WORKING DATA:
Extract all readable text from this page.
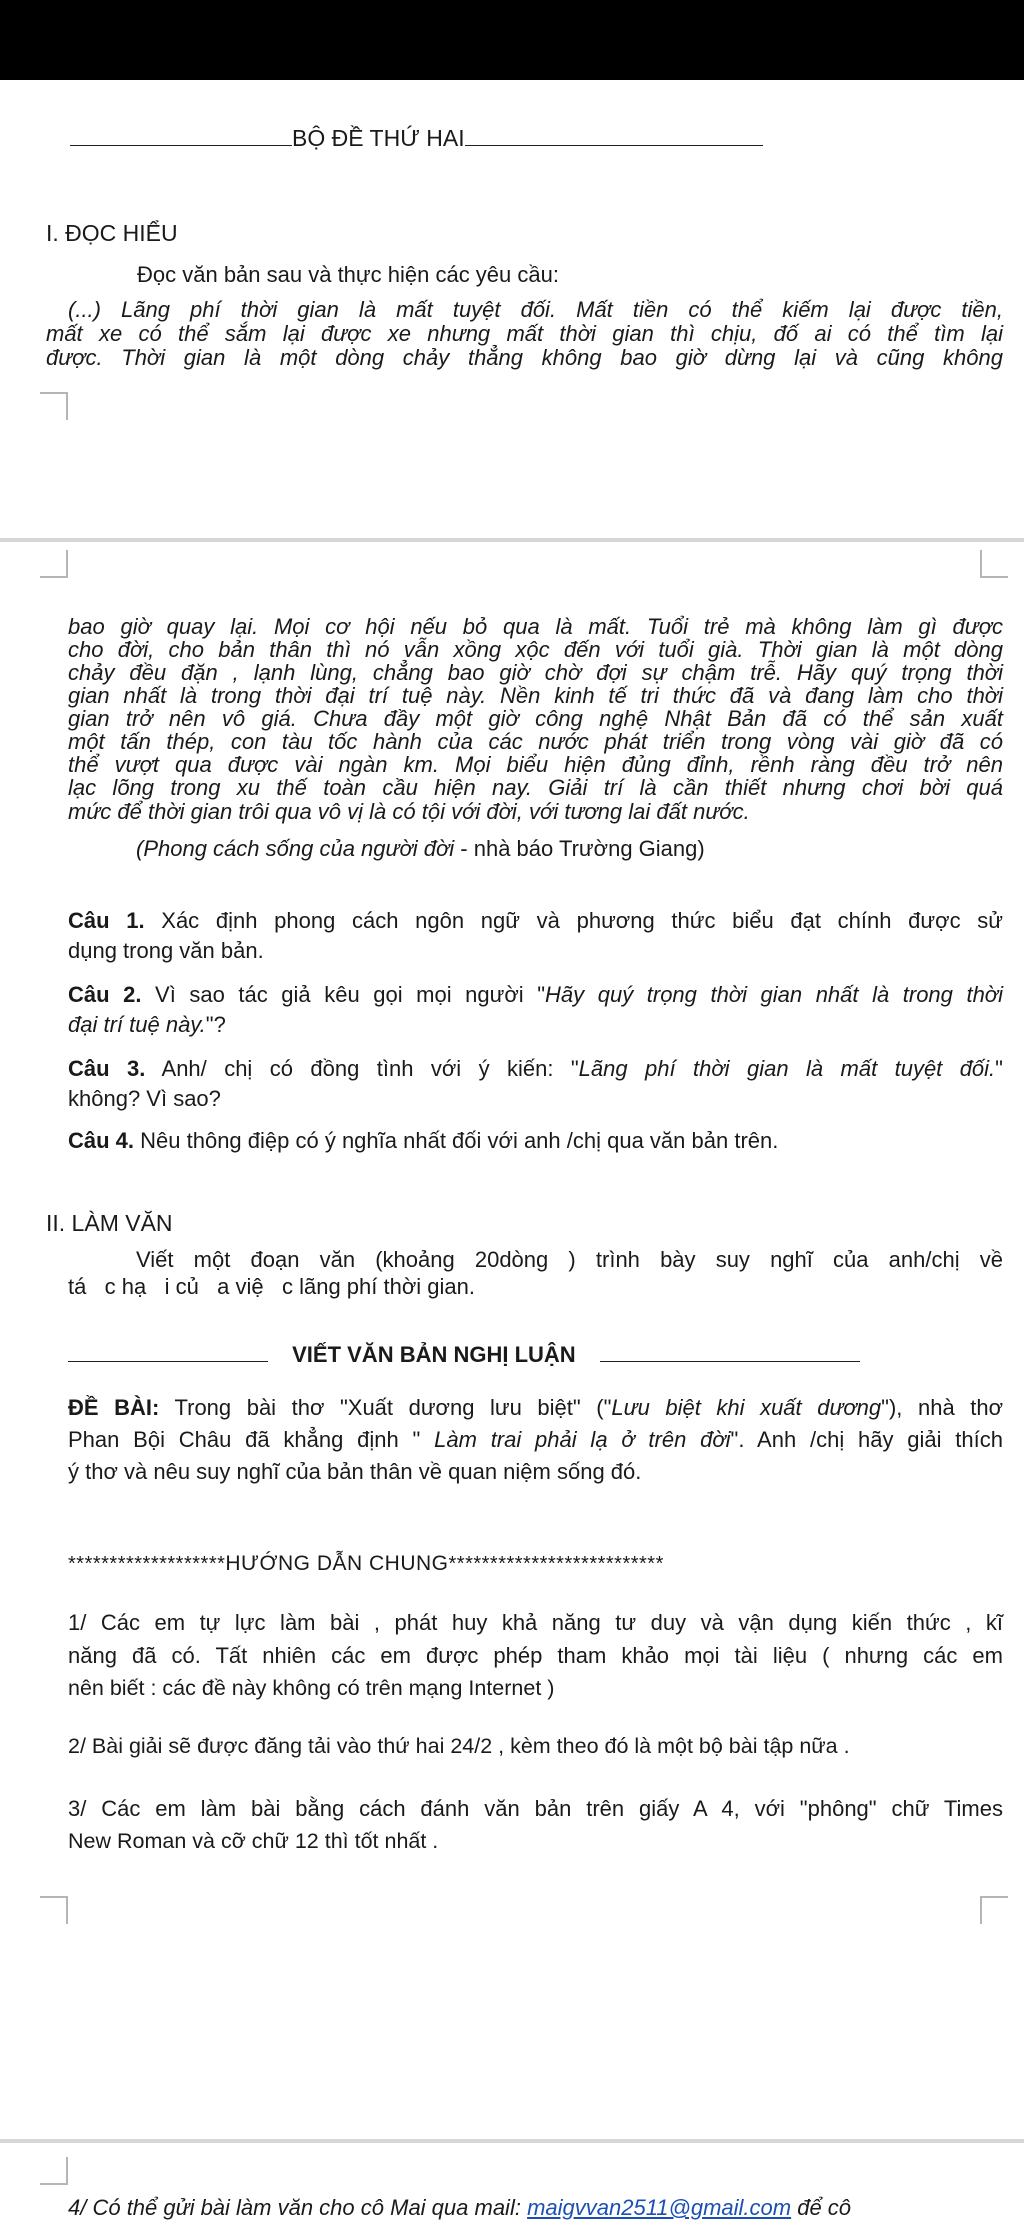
BỘ ĐỀ THỨ HAI
I. ĐỌC HIỂU
Đọc văn bản sau và thực hiện các yêu cầu:
(...) Lãng phí thời gian là mất tuyệt đối. Mất tiền có thể kiếm lại được tiền,
mất xe có thể sắm lại được xe nhưng mất thời gian thì chịu, đố ai có thể tìm lại
được. Thời gian là một dòng chảy thẳng không bao giờ dừng lại và cũng không
bao giờ quay lại. Mọi cơ hội nếu bỏ qua là mất. Tuổi trẻ mà không làm gì được
cho đời, cho bản thân thì nó vẫn xồng xộc đến với tuổi già. Thời gian là một dòng
chảy đều đặn , lạnh lùng, chẳng bao giờ chờ đợi sự chậm trễ. Hãy quý trọng thời
gian nhất là trong thời đại trí tuệ này. Nền kinh tế tri thức đã và đang làm cho thời
gian trở nên vô giá. Chưa đầy một giờ công nghệ Nhật Bản đã có thể sản xuất
một tấn thép, con tàu tốc hành của các nước phát triển trong vòng vài giờ đã có
thể vượt qua được vài ngàn km. Mọi biểu hiện đủng đỉnh, rềnh ràng đều trở nên
lạc lõng trong xu thế toàn cầu hiện nay. Giải trí là cần thiết nhưng chơi bời quá
mức để thời gian trôi qua vô vị là có tội với đời, với tương lai đất nước.
(Phong cách sống của người đời - nhà báo Trường Giang)
Câu 1. Xác định phong cách ngôn ngữ và phương thức biểu đạt chính được sử
dụng trong văn bản.
Câu 2. Vì sao tác giả kêu gọi mọi người "Hãy quý trọng thời gian nhất là trong thời
đại trí tuệ này."?
Câu 3. Anh/ chị có đồng tình với ý kiến: "Lãng phí thời gian là mất tuyệt đối."
không? Vì sao?
Câu 4. Nêu thông điệp có ý nghĩa nhất đối với anh /chị qua văn bản trên.
II. LÀM VĂN
Viết một đoạn văn (khoảng 20dòng ) trình bày suy nghĩ của anh/chị về
tá   c hạ   i củ   a việ   c lãng phí thời gian.
VIẾT VĂN BẢN NGHỊ LUẬN
ĐỀ BÀI: Trong bài thơ "Xuất dương lưu biệt" ("Lưu biệt khi xuất dương"), nhà thơ
Phan Bội Châu đã khẳng định " Làm trai phải lạ ở trên đời". Anh /chị hãy giải thích
ý thơ và nêu suy nghĩ của bản thân về quan niệm sống đó.
*******************HƯỚNG DẪN CHUNG**************************
1/ Các em tự lực làm bài , phát huy khả năng tư duy và vận dụng kiến thức , kĩ
năng đã có. Tất nhiên các em được phép tham khảo mọi tài liệu ( nhưng các em
nên biết : các đề này không có trên mạng Internet )
2/ Bài giải sẽ được đăng tải vào thứ hai 24/2 , kèm theo đó là một bộ bài tập nữa .
3/ Các em làm bài bằng cách đánh văn bản trên giấy A 4, với "phông" chữ Times
New Roman và cỡ chữ 12 thì tốt nhất .
4/ Có thể gửi bài làm văn cho cô Mai qua mail: maigvvan2511@gmail.com để cô
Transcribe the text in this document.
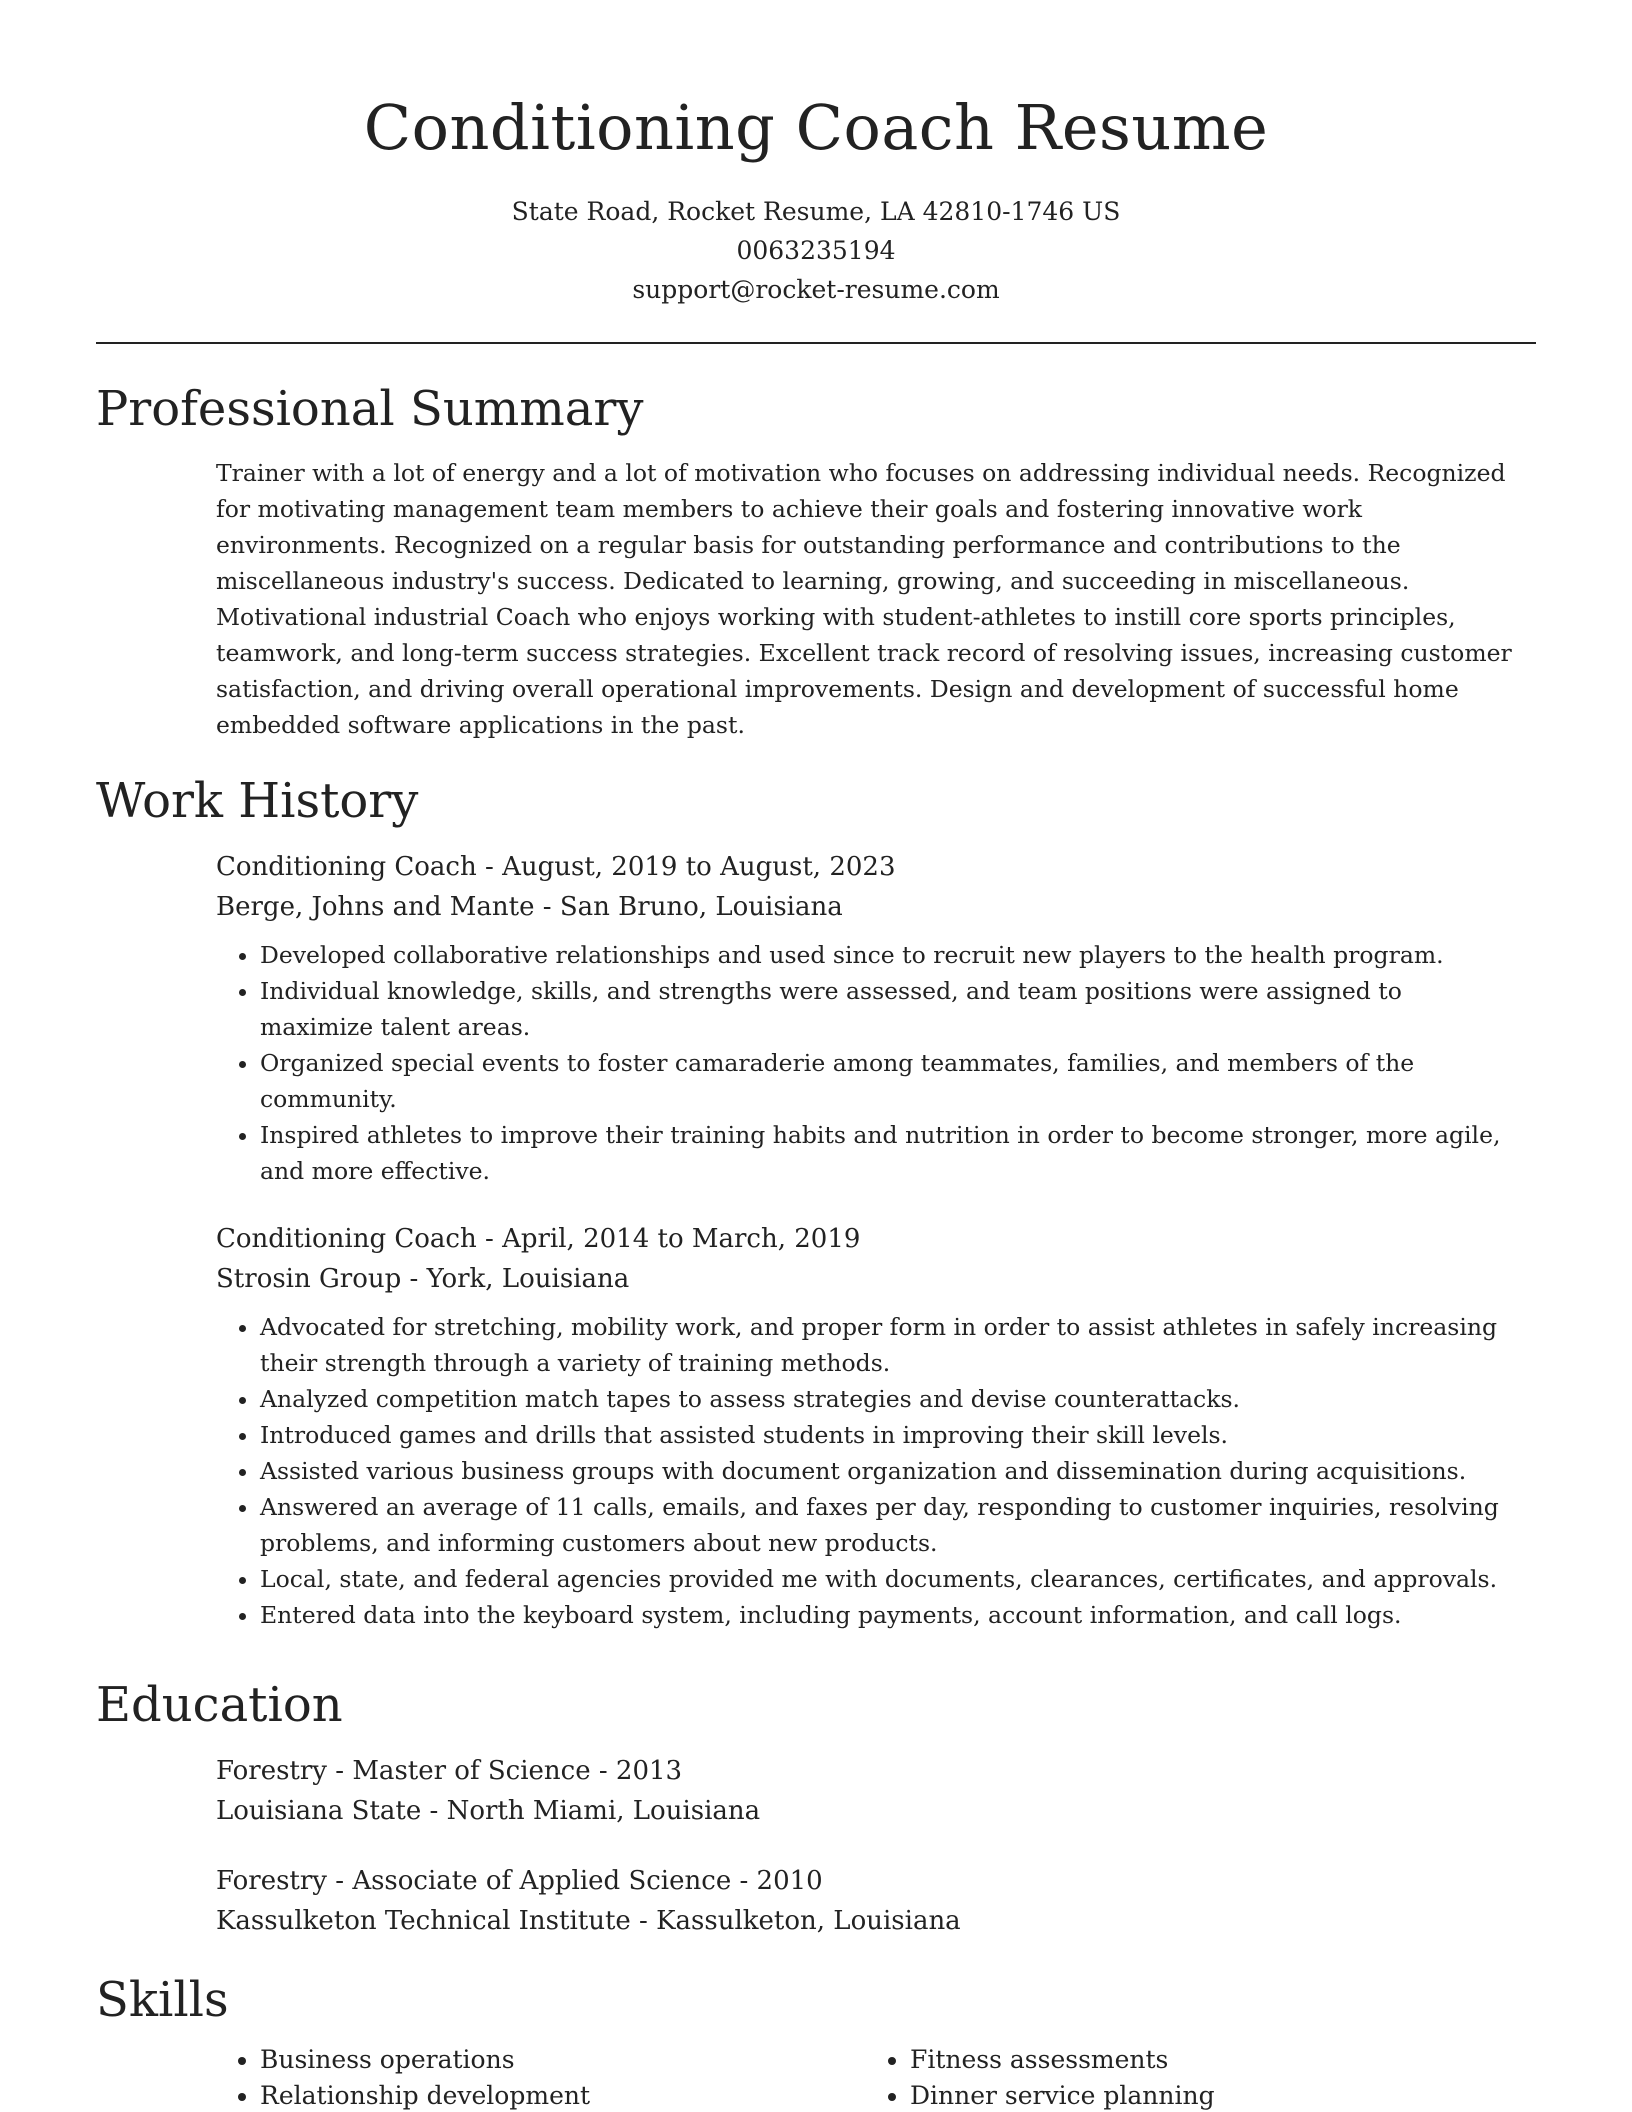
Conditioning Coach Resume
State Road, Rocket Resume, LA 42810-1746 US
0063235194
support@rocket-resume.com
Professional Summary

Trainer with a lot of energy and a lot of motivation who focuses on addressing individual needs. Recognized for motivating management team members to achieve their goals and fostering innovative work environments. Recognized on a regular basis for outstanding performance and contributions to the miscellaneous industry's success. Dedicated to learning, growing, and succeeding in miscellaneous. Motivational industrial Coach who enjoys working with student-athletes to instill core sports principles, teamwork, and long-term success strategies. Excellent track record of resolving issues, increasing customer satisfaction, and driving overall operational improvements. Design and development of successful home embedded software applications in the past.

Work History

Conditioning Coach - August, 2019 to August, 2023

Berge, Johns and Mante - San Bruno, Louisiana

• Developed collaborative relationships and used since to recruit new players to the health program.
• Individual knowledge, skills, and strengths were assessed, and team positions were assigned to maximize talent areas.
• Organized special events to foster camaraderie among teammates, families, and members of the community.
• Inspired athletes to improve their training habits and nutrition in order to become stronger, more agile, and more effective.

Conditioning Coach - April, 2014 to March, 2019

Strosin Group - York, Louisiana

• Advocated for stretching, mobility work, and proper form in order to assist athletes in safely increasing their strength through a variety of training methods.
• Analyzed competition match tapes to assess strategies and devise counterattacks.
• Introduced games and drills that assisted students in improving their skill levels.
• Assisted various business groups with document organization and dissemination during acquisitions.
• Answered an average of 11 calls, emails, and faxes per day, responding to customer inquiries, resolving problems, and informing customers about new products.
• Local, state, and federal agencies provided me with documents, clearances, certificates, and approvals.
• Entered data into the keyboard system, including payments, account information, and call logs.
Education

Forestry - Master of Science - 2013

Louisiana State - North Miami, Louisiana

Forestry - Associate of Applied Science - 2010

Kassulketon Technical Institute - Kassulketon, Louisiana

Skills
• Business operations
• Relationship development
• Fitness assessments
• Dinner service planning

WRITTEN EXERCISE: Write out the entries above verbatim; the pictures do not belong in your copy.

OUTPUT OF THE EXERCISE:
Extract all readable text from this page.
BỘ ĐỀ THỨ HAI
I. ĐỌC HIỂU
Đọc văn bản sau và thực hiện các yêu cầu:
(...) Lãng phí thời gian là mất tuyệt đối. Mất tiền có thể kiếm lại được tiền,
mất xe có thể sắm lại được xe nhưng mất thời gian thì chịu, đố ai có thể tìm lại
được. Thời gian là một dòng chảy thẳng không bao giờ dừng lại và cũng không
bao giờ quay lại. Mọi cơ hội nếu bỏ qua là mất. Tuổi trẻ mà không làm gì được
cho đời, cho bản thân thì nó vẫn xồng xộc đến với tuổi già. Thời gian là một dòng
chảy đều đặn , lạnh lùng, chẳng bao giờ chờ đợi sự chậm trễ. Hãy quý trọng thời
gian nhất là trong thời đại trí tuệ này. Nền kinh tế tri thức đã và đang làm cho thời
gian trở nên vô giá. Chưa đầy một giờ công nghệ Nhật Bản đã có thể sản xuất
một tấn thép, con tàu tốc hành của các nước phát triển trong vòng vài giờ đã có
thể vượt qua được vài ngàn km. Mọi biểu hiện đủng đỉnh, rềnh ràng đều trở nên
lạc lõng trong xu thế toàn cầu hiện nay. Giải trí là cần thiết nhưng chơi bời quá
mức để thời gian trôi qua vô vị là có tội với đời, với tương lai đất nước.
(Phong cách sống của người đời - nhà báo Trường Giang)
Câu 1. Xác định phong cách ngôn ngữ và phương thức biểu đạt chính được sử
dụng trong văn bản.
Câu 2. Vì sao tác giả kêu gọi mọi người "Hãy quý trọng thời gian nhất là trong thời
đại trí tuệ này."?
Câu 3. Anh/ chị có đồng tình với ý kiến: "Lãng phí thời gian là mất tuyệt đối."
không? Vì sao?
Câu 4. Nêu thông điệp có ý nghĩa nhất đối với anh /chị qua văn bản trên.
II. LÀM VĂN
Viết một đoạn văn (khoảng 20dòng ) trình bày suy nghĩ của anh/chị về
tá   c hạ   i củ   a việ   c lãng phí thời gian.
VIẾT VĂN BẢN NGHỊ LUẬN
ĐỀ BÀI: Trong bài thơ "Xuất dương lưu biệt" ("Lưu biệt khi xuất dương"), nhà thơ
Phan Bội Châu đã khẳng định " Làm trai phải lạ ở trên đời". Anh /chị hãy giải thích
ý thơ và nêu suy nghĩ của bản thân về quan niệm sống đó.
*******************HƯỚNG DẪN CHUNG**************************
1/ Các em tự lực làm bài , phát huy khả năng tư duy và vận dụng kiến thức , kĩ
năng đã có. Tất nhiên các em được phép tham khảo mọi tài liệu ( nhưng các em
nên biết : các đề này không có trên mạng Internet )
2/ Bài giải sẽ được đăng tải vào thứ hai 24/2 , kèm theo đó là một bộ bài tập nữa .
3/ Các em làm bài bằng cách đánh văn bản trên giấy A 4, với "phông" chữ Times
New Roman và cỡ chữ 12 thì tốt nhất .
4/ Có thể gửi bài làm văn cho cô Mai qua mail: maigvvan2511@gmail.com để cô
Transcribe the text in this document.
Conditioning Coach Resume
State Road, Rocket Resume, LA 42810-1746 US
0063235194
support@rocket-resume.com
Professional Summary

Trainer with a lot of energy and a lot of motivation who focuses on addressing individual needs. Recognized for motivating management team members to achieve their goals and fostering innovative work environments. Recognized on a regular basis for outstanding performance and contributions to the miscellaneous industry's success. Dedicated to learning, growing, and succeeding in miscellaneous. Motivational industrial Coach who enjoys working with student-athletes to instill core sports principles, teamwork, and long-term success strategies. Excellent track record of resolving issues, increasing customer satisfaction, and driving overall operational improvements. Design and development of successful home embedded software applications in the past.

Work History

Conditioning Coach - August, 2019 to August, 2023

Berge, Johns and Mante - San Bruno, Louisiana

• Developed collaborative relationships and used since to recruit new players to the health program.
• Individual knowledge, skills, and strengths were assessed, and team positions were assigned to maximize talent areas.
• Organized special events to foster camaraderie among teammates, families, and members of the community.
• Inspired athletes to improve their training habits and nutrition in order to become stronger, more agile, and more effective.

Conditioning Coach - April, 2014 to March, 2019

Strosin Group - York, Louisiana

• Advocated for stretching, mobility work, and proper form in order to assist athletes in safely increasing their strength through a variety of training methods.
• Analyzed competition match tapes to assess strategies and devise counterattacks.
• Introduced games and drills that assisted students in improving their skill levels.
• Assisted various business groups with document organization and dissemination during acquisitions.
• Answered an average of 11 calls, emails, and faxes per day, responding to customer inquiries, resolving problems, and informing customers about new products.
• Local, state, and federal agencies provided me with documents, clearances, certificates, and approvals.
• Entered data into the keyboard system, including payments, account information, and call logs.
Education

Forestry - Master of Science - 2013

Louisiana State - North Miami, Louisiana

Forestry - Associate of Applied Science - 2010

Kassulketon Technical Institute - Kassulketon, Louisiana

Skills
• Business operations
• Relationship development
• Fitness assessments
• Dinner service planning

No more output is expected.